───── GIVEN DATA ─────

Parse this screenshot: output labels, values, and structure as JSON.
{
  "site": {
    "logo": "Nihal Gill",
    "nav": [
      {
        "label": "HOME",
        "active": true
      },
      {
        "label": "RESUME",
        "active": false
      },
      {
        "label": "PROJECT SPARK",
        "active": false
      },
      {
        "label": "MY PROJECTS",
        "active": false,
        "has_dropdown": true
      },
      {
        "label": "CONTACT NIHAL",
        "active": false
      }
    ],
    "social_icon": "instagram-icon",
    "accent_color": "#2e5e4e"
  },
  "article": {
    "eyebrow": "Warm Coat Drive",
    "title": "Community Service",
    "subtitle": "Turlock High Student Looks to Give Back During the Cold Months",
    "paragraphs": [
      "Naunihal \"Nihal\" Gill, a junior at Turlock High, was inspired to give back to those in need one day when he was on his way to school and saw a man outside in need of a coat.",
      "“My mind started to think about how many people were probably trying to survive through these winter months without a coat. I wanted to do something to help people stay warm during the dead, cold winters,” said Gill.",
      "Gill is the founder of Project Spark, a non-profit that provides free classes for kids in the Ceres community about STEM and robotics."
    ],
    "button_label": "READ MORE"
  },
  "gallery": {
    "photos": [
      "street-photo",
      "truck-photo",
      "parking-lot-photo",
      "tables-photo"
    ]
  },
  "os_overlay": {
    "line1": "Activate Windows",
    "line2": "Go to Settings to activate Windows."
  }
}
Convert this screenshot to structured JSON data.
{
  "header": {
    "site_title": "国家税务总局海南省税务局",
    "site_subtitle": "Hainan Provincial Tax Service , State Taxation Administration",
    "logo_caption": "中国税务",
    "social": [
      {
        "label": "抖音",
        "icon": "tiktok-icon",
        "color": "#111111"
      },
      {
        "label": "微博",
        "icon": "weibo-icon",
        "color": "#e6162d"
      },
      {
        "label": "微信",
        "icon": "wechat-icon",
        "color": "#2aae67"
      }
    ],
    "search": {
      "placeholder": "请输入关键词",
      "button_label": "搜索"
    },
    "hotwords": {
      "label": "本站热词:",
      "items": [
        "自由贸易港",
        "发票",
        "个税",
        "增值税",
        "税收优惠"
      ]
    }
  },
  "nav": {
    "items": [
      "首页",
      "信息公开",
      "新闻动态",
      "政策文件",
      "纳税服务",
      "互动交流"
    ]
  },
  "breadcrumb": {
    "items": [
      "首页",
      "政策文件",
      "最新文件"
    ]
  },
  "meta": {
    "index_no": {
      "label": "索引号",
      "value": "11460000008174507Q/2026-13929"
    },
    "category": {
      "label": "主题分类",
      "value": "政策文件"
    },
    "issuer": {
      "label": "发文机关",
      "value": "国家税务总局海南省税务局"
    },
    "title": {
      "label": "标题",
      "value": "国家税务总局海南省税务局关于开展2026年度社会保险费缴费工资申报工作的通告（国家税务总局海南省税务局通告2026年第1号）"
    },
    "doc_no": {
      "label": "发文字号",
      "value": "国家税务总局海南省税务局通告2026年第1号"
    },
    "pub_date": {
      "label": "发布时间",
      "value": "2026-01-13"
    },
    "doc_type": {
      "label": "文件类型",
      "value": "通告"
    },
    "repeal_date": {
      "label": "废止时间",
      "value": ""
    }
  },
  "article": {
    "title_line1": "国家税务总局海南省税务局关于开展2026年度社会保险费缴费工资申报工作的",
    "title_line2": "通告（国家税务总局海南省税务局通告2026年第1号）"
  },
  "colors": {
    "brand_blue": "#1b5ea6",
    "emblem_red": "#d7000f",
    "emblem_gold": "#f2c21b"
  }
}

─────

Extract each line from the listing that holds the word "about".

      "“My mind started to think about how many people were probably trying to survive through these winter months without a coat. I wanted to do something to help people stay warm during the dead, cold winters,” said Gill.",
      "Gill is the founder of Project Spark, a non-profit that provides free classes for kids in the Ceres community about STEM and robotics."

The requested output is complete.